WHAT THIS TASK INVOLVES:
Report, as a bare number, how many lines hold "出示课件".

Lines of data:
╔══
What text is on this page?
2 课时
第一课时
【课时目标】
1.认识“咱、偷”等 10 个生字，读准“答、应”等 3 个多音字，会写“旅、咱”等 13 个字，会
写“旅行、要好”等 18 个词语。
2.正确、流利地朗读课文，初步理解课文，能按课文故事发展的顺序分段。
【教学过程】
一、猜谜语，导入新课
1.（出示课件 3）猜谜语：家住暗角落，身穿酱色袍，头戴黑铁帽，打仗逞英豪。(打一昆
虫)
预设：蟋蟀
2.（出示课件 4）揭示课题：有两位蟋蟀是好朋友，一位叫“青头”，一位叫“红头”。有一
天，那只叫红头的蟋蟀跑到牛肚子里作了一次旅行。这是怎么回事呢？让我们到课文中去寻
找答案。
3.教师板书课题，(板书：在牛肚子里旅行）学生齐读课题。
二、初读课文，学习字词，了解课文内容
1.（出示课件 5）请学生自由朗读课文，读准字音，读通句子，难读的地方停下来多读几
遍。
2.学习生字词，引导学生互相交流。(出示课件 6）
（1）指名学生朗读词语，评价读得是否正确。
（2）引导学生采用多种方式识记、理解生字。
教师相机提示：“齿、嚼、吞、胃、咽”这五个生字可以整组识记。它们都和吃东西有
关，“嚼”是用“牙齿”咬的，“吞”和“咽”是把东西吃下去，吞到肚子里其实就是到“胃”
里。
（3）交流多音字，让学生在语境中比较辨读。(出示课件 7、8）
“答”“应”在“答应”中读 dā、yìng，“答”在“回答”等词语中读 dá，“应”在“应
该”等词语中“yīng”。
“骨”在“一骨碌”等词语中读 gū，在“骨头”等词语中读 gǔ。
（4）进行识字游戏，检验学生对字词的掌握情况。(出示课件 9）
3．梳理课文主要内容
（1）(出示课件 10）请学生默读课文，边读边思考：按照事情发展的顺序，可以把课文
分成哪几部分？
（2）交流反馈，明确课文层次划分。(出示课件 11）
╚══
╔══
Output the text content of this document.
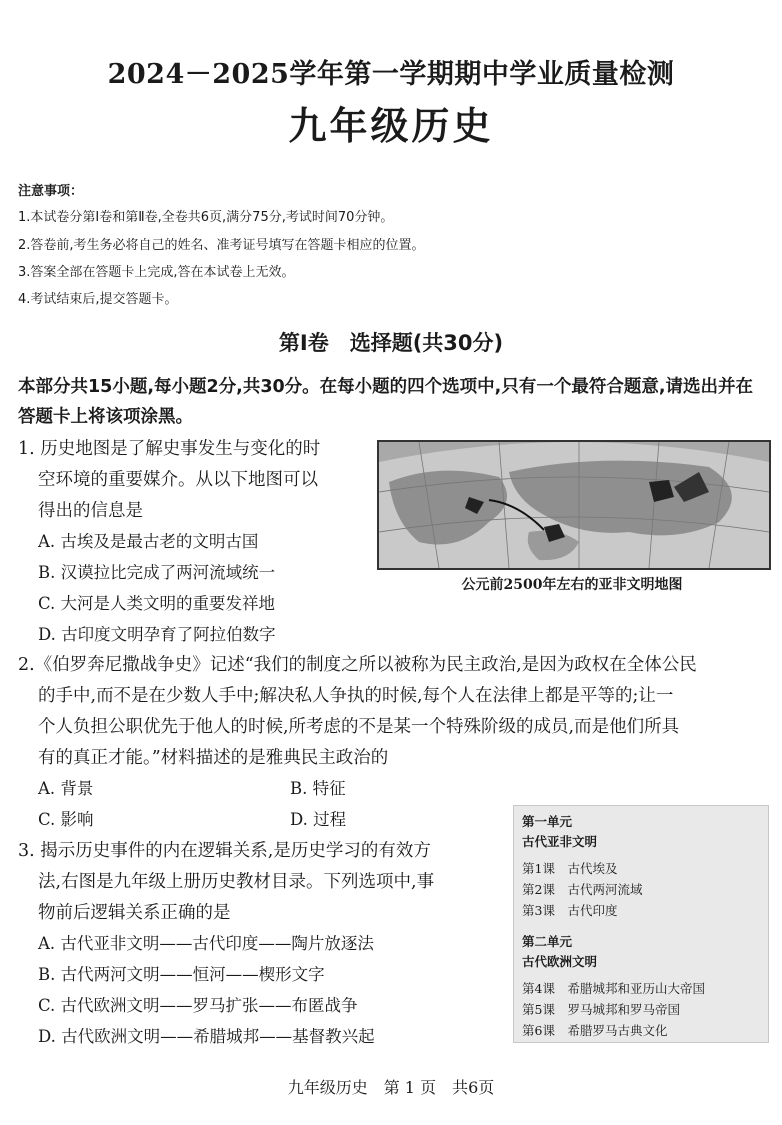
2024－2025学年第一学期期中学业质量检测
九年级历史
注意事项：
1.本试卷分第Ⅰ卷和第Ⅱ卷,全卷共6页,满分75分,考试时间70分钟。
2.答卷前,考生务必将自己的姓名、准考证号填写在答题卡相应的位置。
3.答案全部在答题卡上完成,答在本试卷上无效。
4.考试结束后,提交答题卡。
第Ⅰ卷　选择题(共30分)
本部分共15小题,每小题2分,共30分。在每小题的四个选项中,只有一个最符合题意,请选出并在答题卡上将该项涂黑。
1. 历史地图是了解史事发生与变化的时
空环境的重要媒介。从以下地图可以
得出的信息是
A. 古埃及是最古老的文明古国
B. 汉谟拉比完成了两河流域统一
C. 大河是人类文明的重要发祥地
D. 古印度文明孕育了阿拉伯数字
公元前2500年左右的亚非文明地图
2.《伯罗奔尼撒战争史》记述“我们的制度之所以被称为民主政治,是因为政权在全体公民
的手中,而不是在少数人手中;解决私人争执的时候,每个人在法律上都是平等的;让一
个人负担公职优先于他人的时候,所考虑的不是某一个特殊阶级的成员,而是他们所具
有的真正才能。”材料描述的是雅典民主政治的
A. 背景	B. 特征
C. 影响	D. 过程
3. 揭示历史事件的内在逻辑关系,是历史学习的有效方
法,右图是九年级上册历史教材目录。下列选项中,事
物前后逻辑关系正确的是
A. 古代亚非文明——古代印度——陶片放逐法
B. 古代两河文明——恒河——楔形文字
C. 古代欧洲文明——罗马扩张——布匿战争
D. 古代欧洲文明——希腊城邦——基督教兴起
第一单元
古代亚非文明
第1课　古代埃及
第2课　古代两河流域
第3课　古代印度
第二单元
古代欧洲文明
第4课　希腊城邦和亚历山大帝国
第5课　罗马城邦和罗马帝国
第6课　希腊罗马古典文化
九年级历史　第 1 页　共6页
╚══
ANSWER BELOW:
8